Dataset rows:
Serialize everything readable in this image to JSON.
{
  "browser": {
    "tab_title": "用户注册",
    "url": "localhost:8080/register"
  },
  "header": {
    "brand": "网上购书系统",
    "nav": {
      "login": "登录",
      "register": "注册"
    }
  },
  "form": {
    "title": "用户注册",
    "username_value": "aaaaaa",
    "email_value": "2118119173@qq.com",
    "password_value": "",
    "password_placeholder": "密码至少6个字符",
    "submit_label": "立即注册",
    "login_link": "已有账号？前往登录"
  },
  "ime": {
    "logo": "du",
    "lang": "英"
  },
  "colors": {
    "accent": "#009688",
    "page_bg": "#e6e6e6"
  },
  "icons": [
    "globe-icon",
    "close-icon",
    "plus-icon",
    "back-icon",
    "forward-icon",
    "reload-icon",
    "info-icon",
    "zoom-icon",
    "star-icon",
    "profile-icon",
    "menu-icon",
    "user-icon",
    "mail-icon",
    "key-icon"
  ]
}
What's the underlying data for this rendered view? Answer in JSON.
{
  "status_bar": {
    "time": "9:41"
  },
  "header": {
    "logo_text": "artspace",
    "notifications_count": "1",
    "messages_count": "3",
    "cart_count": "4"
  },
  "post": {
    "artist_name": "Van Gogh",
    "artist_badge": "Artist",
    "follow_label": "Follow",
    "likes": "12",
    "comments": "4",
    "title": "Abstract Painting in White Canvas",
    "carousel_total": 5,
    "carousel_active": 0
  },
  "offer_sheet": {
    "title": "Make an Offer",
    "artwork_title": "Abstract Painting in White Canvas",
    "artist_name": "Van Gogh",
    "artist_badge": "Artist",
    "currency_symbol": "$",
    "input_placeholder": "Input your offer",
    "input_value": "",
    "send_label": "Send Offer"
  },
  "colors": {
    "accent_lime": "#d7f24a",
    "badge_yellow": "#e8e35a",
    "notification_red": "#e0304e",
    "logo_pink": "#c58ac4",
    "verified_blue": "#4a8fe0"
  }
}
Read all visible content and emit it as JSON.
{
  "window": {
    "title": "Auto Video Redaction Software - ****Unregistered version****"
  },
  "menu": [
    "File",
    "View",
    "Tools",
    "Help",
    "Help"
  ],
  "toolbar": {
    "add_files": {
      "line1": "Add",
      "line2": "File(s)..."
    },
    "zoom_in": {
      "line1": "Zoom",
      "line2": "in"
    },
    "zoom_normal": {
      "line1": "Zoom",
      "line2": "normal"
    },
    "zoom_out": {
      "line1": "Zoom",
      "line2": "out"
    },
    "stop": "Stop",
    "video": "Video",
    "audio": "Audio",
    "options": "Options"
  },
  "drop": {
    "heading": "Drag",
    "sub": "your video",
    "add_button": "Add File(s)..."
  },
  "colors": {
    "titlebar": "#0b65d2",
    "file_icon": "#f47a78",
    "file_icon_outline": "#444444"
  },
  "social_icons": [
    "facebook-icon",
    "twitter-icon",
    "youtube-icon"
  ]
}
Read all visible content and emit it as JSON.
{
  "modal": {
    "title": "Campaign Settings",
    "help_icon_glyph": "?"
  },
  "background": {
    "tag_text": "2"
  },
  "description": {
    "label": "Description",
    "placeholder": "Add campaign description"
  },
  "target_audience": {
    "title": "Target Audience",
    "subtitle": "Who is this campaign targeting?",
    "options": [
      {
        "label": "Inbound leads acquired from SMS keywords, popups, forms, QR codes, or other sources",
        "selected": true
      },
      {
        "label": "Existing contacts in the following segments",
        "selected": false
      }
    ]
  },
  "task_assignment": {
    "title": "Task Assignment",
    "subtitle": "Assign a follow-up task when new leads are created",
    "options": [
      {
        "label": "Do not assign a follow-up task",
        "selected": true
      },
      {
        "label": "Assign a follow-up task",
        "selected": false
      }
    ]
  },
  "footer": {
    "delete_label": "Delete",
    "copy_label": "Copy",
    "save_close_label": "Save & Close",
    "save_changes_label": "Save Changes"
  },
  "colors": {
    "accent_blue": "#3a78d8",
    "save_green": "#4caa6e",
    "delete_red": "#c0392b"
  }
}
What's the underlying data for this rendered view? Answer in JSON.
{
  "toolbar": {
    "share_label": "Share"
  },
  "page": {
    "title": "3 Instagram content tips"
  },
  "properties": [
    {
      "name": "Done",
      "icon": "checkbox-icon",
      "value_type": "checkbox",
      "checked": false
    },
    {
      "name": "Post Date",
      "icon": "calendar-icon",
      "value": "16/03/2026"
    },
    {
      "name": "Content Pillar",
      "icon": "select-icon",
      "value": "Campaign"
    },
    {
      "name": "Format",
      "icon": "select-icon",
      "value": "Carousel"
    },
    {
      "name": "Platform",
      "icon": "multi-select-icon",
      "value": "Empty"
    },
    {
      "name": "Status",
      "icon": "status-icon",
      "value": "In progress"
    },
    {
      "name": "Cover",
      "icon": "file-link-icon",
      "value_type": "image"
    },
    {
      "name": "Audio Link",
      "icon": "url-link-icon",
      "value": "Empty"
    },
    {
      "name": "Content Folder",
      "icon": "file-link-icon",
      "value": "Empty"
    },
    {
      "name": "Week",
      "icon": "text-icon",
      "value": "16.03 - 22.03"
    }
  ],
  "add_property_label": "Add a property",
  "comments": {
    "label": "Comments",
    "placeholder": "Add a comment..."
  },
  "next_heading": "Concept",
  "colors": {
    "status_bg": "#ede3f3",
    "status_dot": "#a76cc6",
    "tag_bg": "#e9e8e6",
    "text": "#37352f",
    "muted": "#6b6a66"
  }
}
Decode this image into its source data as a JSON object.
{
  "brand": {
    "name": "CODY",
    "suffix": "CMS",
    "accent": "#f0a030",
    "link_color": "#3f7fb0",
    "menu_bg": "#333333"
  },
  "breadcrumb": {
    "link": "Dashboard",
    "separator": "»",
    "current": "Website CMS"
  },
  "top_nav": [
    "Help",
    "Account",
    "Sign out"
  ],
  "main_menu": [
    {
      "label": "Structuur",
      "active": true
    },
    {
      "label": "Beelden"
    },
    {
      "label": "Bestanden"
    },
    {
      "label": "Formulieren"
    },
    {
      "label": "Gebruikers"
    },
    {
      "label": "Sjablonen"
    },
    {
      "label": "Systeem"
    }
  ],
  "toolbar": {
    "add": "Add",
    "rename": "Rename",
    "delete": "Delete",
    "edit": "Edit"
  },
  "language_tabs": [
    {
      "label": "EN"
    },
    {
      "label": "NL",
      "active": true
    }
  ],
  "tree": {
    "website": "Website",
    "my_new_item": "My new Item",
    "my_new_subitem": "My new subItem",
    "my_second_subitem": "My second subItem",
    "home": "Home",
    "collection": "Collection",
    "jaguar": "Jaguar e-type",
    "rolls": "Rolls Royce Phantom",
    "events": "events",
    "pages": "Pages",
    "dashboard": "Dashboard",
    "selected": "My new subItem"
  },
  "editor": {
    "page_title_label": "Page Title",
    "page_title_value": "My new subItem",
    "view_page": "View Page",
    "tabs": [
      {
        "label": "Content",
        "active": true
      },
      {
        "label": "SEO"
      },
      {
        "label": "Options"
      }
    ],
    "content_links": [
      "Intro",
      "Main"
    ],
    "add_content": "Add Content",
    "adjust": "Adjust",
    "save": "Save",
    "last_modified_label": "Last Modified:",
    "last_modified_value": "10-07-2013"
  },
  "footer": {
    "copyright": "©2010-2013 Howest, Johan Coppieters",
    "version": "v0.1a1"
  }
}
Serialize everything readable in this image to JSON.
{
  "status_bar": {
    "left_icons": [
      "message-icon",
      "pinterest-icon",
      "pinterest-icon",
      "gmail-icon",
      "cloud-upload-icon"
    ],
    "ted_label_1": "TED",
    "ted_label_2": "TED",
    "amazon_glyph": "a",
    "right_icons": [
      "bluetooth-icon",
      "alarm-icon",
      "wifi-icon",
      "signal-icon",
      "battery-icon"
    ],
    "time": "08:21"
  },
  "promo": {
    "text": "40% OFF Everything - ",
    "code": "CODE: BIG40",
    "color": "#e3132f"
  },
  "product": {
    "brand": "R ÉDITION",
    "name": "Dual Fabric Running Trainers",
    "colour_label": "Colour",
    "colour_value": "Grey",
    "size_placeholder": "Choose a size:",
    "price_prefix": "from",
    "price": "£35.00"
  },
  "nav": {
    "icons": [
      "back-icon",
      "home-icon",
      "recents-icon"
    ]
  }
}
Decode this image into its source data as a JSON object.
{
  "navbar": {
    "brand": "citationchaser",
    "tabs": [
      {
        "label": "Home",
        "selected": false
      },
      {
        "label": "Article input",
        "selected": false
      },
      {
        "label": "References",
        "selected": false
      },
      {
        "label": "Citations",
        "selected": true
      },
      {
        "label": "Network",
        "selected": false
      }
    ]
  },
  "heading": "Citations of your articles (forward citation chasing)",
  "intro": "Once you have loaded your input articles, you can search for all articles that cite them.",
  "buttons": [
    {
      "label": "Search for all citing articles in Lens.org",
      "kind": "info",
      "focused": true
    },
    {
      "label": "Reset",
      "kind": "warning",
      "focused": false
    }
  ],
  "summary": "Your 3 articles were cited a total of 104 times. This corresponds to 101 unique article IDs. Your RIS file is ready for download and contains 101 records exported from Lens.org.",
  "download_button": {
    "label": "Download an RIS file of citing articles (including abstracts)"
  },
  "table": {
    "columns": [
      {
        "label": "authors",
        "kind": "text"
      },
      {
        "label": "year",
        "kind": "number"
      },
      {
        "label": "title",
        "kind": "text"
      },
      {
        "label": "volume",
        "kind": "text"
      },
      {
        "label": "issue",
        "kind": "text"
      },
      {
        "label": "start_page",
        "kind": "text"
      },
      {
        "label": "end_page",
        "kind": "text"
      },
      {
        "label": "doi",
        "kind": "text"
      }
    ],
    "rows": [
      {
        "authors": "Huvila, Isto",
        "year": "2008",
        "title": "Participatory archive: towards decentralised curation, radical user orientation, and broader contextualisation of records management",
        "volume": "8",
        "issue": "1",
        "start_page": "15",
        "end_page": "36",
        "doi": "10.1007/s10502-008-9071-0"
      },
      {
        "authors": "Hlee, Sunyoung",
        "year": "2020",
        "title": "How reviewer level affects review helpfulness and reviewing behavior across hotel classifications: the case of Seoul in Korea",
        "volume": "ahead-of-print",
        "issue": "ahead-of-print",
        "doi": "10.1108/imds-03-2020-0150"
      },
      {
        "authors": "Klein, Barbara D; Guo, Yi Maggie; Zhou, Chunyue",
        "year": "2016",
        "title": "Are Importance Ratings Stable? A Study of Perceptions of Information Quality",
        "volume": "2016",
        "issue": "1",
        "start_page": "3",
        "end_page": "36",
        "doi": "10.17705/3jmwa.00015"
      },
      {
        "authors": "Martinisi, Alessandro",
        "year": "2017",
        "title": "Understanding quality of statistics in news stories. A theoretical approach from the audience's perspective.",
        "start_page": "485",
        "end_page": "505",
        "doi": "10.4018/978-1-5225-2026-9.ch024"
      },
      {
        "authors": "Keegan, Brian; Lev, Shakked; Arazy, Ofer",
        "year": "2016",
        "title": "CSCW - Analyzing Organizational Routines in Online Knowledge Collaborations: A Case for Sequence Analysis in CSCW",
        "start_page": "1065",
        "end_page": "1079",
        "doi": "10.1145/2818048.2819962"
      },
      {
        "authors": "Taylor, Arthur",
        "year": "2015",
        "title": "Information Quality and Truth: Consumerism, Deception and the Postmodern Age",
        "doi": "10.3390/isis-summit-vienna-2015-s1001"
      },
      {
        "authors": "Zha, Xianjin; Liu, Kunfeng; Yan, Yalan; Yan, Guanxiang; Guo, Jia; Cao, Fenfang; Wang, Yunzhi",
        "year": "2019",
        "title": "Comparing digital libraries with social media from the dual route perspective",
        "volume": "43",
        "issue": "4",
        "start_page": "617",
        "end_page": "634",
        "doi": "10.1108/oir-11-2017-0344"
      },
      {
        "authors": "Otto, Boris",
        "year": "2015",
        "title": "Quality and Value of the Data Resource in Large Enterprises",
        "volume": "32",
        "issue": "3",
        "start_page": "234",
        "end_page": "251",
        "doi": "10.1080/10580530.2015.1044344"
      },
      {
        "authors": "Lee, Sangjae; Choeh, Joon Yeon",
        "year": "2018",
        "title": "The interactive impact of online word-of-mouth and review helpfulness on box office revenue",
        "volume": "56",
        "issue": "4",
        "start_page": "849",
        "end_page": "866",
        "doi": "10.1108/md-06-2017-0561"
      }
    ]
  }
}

What is required: Look for "authors" and pull out every line that has it.

Task output:
        "label": "authors",
        "authors": "Huvila, Isto",
        "authors": "Hlee, Sunyoung",
        "authors": "Klein, Barbara D; Guo, Yi Maggie; Zhou, Chunyue",
        "authors": "Martinisi, Alessandro",
        "authors": "Keegan, Brian; Lev, Shakked; Arazy, Ofer",
        "authors": "Taylor, Arthur",
        "authors": "Zha, Xianjin; Liu, Kunfeng; Yan, Yalan; Yan, Guanxiang; Guo, Jia; Cao, Fenfang; Wang, Yunzhi",
        "authors": "Otto, Boris",
        "authors": "Lee, Sangjae; Choeh, Joon Yeon",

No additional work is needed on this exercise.